> [What is expected]
Continue the review of the Eat Pray Love film, picking up right after its last sentence, "The actor/yogi becomes the catalyst for her spiritual awakening."

Whenever a book is a bestseller and made into a highly-promoted film with months of advanced promotion and numerous television and radio interviews with the book's author and starring celebrity actress, I want to not like the movie. I resisted this book initially because of it's book club popularity, but my sister gave it to me for Christmas a few years ago and I completely enjoyed reading it.
One Woman's Search for Everything Across Italy, India and Indonesia states the cover page inside
Eat Pray Love. This book is not the "chick lit" I expected. I went on to read Elizabeth Gilbert's earlier book
The Last American Man. I later picked up and the one that came after the success of EPL
--a deep
look into relationship and marriage--
Committed. She is a researcher who tells the truth of a story with many interesting side stories, quotes, and facts. I find her writing to be quite engaging.
Ryan Murphy (
Glee, Nip Tuck, Running With Scissors) wrote the screenplay adaptation and directed the film. Brad Pitt is listed as a producer. The opening day audience at the North Park Theater was largely groups of women. This may be the "chick flick" of the summer season, but a few men will also enjoy Gilbert's world of discovery through picturesque travel through three countries. The story opens with a quote from the book that ponders Virginia Woolf...
"Across the broad continent of a women's life falls the shadow of a sword. On
one side there lies convention and tradition and order where
all is correct. But on the other side of that sword, if you're crazy enough to cross it and choose a life that does not follow conventions
all is confusion. Nothing follows a regular course."
The story takes us along with Liz Gilbert (Julia Roberts) as she crosses that shadow. Plagued with the feeling that she no longer wishes to have children. She no longer wishes to be married to nice guy husband, Stephen (Billy Crudup). She wants to travel--he does not. She no longer wants to live in the big, lonely dream house. This is her painful truth. Despite commitments and vows, Liz walks away to find herself, but first she crosses paths with a new man, David (James Franco). The actor/yogi becomes the catalyst for her spiritual awakening.

> [Data section]
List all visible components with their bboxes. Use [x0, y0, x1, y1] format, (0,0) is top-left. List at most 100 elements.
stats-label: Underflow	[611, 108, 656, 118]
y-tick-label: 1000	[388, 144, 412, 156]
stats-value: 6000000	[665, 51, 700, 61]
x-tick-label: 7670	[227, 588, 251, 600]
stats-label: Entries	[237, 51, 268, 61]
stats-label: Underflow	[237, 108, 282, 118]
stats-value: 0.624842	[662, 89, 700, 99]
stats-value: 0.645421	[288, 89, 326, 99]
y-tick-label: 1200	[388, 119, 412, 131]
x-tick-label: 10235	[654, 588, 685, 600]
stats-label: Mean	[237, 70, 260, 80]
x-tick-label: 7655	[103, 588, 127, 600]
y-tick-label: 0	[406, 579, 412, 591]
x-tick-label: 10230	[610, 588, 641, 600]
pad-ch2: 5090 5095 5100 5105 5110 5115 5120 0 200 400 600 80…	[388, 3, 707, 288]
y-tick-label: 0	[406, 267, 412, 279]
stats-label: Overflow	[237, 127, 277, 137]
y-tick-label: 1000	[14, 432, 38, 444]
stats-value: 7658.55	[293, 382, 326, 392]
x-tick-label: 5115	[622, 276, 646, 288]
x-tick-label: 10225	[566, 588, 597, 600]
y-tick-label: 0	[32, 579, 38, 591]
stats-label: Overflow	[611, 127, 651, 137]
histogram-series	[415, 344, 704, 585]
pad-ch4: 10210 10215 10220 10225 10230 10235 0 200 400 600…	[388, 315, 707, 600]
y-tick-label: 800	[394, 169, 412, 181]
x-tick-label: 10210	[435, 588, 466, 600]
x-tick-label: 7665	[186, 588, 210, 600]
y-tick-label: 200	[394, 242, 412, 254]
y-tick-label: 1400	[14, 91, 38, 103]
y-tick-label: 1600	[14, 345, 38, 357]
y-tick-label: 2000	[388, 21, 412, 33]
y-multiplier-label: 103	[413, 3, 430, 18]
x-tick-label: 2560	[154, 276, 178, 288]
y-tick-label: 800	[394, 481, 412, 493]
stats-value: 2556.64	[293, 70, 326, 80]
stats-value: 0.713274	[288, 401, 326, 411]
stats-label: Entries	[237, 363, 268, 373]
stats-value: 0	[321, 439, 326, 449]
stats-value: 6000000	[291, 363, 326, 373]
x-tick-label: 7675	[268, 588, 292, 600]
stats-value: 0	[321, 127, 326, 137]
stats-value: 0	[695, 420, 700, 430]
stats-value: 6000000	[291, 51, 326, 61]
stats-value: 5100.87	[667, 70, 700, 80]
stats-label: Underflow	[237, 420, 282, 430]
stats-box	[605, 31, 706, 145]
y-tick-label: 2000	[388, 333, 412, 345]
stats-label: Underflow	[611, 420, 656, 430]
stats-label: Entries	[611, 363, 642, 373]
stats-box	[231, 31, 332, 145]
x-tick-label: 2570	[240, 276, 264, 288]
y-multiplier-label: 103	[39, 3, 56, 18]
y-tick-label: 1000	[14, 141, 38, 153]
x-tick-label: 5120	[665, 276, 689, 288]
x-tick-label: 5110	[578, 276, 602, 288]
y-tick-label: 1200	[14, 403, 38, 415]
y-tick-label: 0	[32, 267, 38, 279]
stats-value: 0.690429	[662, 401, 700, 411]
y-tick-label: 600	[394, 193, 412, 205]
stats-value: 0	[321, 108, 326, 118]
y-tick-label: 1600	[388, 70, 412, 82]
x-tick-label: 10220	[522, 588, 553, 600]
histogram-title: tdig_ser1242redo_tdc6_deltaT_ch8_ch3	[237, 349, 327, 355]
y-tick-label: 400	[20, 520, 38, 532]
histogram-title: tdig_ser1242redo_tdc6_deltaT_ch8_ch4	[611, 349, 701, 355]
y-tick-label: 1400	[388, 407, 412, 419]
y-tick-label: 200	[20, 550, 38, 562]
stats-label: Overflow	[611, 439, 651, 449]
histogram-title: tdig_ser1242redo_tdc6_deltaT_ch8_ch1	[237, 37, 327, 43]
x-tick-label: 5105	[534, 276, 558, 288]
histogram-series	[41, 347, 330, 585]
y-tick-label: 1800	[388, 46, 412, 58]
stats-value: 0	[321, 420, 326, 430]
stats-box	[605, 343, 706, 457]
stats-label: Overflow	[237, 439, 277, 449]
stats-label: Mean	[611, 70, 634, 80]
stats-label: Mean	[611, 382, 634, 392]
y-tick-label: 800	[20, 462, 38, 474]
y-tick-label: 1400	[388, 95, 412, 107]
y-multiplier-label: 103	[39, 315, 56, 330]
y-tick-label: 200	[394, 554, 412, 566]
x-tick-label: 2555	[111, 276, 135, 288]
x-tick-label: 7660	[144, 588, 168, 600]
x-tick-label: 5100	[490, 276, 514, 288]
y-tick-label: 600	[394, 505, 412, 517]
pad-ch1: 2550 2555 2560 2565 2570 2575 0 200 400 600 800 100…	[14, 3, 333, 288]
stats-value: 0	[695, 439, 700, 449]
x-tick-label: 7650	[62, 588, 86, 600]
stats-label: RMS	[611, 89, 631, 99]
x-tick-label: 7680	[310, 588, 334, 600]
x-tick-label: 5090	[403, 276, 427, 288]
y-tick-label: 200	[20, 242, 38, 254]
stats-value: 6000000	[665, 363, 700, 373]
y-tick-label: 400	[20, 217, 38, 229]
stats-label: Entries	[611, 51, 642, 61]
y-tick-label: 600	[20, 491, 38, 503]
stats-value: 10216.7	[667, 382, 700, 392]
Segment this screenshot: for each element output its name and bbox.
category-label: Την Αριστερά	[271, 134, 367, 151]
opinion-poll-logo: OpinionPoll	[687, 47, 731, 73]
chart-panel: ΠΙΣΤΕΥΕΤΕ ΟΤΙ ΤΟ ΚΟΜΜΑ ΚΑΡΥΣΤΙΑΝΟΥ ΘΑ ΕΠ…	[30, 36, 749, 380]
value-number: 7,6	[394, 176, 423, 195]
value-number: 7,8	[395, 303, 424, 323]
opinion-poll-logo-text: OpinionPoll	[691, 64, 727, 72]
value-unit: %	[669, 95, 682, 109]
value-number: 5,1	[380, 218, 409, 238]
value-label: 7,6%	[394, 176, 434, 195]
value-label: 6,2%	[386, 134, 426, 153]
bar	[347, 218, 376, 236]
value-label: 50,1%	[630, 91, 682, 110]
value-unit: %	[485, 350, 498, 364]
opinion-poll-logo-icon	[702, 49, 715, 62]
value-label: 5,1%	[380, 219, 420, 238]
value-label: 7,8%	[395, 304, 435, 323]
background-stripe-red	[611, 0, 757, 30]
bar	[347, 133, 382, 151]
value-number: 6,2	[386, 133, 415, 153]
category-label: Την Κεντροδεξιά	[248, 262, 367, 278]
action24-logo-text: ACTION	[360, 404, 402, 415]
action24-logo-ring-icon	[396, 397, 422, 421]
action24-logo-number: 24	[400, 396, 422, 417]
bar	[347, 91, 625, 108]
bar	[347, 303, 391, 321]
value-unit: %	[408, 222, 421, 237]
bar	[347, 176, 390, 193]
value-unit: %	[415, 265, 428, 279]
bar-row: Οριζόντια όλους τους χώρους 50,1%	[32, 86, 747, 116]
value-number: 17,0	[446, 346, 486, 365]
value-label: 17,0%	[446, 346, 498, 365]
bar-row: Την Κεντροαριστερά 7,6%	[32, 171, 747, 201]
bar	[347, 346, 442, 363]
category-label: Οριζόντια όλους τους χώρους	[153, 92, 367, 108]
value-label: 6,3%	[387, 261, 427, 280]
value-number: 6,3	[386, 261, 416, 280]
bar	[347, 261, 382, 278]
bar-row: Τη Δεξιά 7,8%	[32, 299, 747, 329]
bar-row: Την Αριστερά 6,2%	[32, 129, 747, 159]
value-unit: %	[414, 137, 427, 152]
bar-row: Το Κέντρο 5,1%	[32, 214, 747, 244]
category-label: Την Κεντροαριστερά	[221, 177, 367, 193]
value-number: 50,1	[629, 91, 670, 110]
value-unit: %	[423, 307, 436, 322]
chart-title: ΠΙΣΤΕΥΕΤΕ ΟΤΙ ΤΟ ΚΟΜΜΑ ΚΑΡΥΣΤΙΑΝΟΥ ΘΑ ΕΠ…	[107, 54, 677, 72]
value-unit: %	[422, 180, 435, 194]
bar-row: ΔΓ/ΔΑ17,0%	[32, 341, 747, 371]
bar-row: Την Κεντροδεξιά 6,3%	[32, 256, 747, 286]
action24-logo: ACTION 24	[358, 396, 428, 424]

> [Answer to this task]
Liz Gilbert loves men of all kinds and the film is full of them--many are young and handsome with lovely accents. Richard from Texas (Richard Jenkins) is the annoying, but generous man who befriends Liz at an ashram in India. Felipe (Javier Bardem) nearly kills Liz with his truck in Bali--then captures her heart. Ketut (Hadi Subiyanto) is the medicine man who grounds her when confusion intervenes.
Italy serves to awaken in her the romance of pleasure. India offers a taste of devotion, stillness, compassion. Wisdom and love await her in Bali.
Liz attends an Italian language school while in Rome so her chapters there are full of the rhythm and romance of those words. The story is woven together with the thread of a conversation among friends in Italy--the notion that each each place and person has a word. Rome's word is
sex. Giovanni's word is
half-assed. Luca Spaghetti's word is
surrender. She does not know what her word is, but by the end of the film, Liz finally names a word.
Attraversiamo--Let's cross over. The story celebrates living on the border between the stability of tradition and the promise and peril of the unknown and making choices to go one way or another.